What you are asked to do:
Using the listing below, copy every line that mentions "this".

Provided information:
....
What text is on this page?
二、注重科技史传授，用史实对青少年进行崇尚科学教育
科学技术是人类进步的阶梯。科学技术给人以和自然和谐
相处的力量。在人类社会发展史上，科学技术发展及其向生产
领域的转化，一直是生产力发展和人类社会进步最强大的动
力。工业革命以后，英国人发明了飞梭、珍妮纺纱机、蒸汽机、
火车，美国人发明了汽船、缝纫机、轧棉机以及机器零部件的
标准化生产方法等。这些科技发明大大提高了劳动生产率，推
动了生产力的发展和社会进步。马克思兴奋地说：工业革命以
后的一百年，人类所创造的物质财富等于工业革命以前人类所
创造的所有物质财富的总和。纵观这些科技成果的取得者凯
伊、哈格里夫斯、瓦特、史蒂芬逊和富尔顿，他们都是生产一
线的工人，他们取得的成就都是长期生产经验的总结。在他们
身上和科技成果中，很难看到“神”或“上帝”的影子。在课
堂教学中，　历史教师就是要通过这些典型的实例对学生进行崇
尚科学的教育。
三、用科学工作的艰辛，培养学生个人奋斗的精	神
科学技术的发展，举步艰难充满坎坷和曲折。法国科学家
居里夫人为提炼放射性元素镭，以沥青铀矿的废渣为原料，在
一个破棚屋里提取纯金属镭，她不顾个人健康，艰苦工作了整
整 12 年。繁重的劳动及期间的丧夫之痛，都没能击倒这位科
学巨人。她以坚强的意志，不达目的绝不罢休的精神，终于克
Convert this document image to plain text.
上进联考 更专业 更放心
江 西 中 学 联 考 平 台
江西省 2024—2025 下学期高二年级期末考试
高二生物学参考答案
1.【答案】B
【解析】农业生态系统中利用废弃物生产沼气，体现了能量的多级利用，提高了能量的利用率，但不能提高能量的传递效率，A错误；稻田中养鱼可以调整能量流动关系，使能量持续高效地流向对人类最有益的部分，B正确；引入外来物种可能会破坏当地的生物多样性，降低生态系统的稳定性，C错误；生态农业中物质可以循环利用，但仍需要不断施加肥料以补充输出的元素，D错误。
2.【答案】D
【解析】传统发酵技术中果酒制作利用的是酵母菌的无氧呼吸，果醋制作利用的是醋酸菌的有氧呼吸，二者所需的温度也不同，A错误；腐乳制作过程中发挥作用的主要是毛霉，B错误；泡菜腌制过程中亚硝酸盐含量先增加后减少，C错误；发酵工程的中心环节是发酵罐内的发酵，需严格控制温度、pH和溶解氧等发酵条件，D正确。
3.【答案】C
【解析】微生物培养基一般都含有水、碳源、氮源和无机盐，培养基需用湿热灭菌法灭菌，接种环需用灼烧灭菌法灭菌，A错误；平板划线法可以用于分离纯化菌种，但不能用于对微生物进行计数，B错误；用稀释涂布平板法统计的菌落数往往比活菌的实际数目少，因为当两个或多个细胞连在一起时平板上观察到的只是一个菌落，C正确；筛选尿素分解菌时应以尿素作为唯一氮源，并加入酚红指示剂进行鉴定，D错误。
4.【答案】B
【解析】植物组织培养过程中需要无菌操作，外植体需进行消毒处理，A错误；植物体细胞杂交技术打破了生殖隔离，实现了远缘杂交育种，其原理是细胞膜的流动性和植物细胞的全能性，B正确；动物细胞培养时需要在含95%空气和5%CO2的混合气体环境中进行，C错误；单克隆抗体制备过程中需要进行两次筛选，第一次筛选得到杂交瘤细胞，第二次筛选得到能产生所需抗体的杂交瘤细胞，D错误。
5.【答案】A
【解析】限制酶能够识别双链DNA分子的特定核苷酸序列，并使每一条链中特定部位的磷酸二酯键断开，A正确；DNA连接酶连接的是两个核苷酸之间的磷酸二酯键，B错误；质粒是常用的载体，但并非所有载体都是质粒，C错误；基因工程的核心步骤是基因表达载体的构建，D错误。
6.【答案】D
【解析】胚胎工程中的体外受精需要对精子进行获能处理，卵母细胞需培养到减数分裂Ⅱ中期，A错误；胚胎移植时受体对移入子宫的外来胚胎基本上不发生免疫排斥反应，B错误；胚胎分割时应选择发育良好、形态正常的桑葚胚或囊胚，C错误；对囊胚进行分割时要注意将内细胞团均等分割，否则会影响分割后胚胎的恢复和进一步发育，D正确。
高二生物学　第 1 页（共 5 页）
....
Exercise answer:
What text is on this page?
Convert this document image to plain text.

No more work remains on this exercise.